• DATA LINES
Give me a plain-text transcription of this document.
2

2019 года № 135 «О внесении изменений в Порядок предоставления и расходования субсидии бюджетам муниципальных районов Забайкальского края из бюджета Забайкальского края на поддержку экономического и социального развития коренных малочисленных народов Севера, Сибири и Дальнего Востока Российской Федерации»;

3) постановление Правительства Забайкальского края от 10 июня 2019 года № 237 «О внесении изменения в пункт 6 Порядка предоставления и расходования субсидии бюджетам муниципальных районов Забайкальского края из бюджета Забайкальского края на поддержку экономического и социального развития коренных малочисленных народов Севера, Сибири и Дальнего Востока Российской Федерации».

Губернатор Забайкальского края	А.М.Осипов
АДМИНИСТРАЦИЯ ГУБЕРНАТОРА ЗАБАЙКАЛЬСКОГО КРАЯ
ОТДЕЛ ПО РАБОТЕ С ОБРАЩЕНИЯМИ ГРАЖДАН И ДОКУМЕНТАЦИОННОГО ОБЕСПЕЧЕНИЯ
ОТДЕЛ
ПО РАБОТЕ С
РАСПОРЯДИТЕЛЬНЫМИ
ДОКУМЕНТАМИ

• INSTRUCTION
Scan the material above and determine how many lines include the word "ОТДЕЛ"; report only the number.

• SOLUTION
2